PROBLEM: Copy out each line of the listing below that contains the word "accession".

########################################

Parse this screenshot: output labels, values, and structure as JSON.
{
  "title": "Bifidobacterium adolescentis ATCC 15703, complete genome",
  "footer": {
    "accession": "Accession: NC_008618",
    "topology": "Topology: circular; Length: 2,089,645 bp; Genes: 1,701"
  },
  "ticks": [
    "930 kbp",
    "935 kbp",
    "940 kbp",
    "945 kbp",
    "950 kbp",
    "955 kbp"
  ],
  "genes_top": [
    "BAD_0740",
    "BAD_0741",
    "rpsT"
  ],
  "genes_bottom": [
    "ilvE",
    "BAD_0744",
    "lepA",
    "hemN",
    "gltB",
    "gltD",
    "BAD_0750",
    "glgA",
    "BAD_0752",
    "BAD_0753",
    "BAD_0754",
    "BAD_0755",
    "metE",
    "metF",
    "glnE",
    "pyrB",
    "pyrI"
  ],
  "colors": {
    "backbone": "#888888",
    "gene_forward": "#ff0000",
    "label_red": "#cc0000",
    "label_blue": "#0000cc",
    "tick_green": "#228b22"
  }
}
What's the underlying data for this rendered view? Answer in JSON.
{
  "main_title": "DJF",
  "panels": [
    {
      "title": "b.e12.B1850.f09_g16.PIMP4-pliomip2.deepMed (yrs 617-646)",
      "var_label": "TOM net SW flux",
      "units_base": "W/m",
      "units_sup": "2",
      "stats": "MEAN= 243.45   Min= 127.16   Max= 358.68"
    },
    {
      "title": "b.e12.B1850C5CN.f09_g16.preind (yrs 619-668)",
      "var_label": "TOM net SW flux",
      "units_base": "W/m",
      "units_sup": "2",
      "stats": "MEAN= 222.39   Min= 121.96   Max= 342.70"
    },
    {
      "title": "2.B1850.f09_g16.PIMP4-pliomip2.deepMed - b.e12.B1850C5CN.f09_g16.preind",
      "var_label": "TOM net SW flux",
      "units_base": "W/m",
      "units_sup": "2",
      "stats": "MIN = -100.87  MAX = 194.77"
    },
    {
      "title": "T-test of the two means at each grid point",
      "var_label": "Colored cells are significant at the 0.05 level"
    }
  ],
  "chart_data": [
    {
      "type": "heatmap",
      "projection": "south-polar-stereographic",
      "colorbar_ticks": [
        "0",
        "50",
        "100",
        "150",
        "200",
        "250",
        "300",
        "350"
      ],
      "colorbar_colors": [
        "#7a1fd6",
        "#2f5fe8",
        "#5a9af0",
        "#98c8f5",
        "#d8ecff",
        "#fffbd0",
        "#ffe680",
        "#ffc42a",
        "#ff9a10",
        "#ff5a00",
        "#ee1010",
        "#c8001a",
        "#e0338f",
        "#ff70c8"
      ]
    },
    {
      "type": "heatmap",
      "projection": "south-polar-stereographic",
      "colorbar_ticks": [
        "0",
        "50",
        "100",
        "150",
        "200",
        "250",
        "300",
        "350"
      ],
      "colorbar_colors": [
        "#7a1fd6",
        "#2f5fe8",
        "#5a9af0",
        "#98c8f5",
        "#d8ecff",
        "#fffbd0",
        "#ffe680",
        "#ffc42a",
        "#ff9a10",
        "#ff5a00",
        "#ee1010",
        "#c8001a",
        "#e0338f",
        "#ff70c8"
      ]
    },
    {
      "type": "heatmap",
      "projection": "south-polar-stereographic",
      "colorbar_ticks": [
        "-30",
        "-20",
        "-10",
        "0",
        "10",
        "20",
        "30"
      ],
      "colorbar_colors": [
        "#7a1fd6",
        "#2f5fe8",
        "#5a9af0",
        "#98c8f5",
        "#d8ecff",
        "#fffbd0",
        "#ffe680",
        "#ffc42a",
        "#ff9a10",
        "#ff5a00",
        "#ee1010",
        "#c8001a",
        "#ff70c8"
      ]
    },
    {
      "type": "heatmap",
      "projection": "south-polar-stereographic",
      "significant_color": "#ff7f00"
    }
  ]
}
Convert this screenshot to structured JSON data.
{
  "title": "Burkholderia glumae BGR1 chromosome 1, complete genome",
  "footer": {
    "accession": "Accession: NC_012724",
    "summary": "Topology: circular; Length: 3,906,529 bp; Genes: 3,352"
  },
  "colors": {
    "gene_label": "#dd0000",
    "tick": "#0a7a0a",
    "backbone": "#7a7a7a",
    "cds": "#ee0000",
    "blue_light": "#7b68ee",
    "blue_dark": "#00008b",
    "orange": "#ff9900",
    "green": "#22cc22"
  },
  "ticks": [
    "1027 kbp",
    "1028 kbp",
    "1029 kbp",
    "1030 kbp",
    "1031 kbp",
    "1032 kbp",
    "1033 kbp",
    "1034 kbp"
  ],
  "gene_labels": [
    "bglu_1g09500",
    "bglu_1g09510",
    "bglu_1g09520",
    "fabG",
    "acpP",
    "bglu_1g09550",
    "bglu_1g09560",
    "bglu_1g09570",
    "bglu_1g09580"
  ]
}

########################################

TASK SOLUTION:
    "accession": "Accession: NC_008618",
    "accession": "Accession: NC_012724",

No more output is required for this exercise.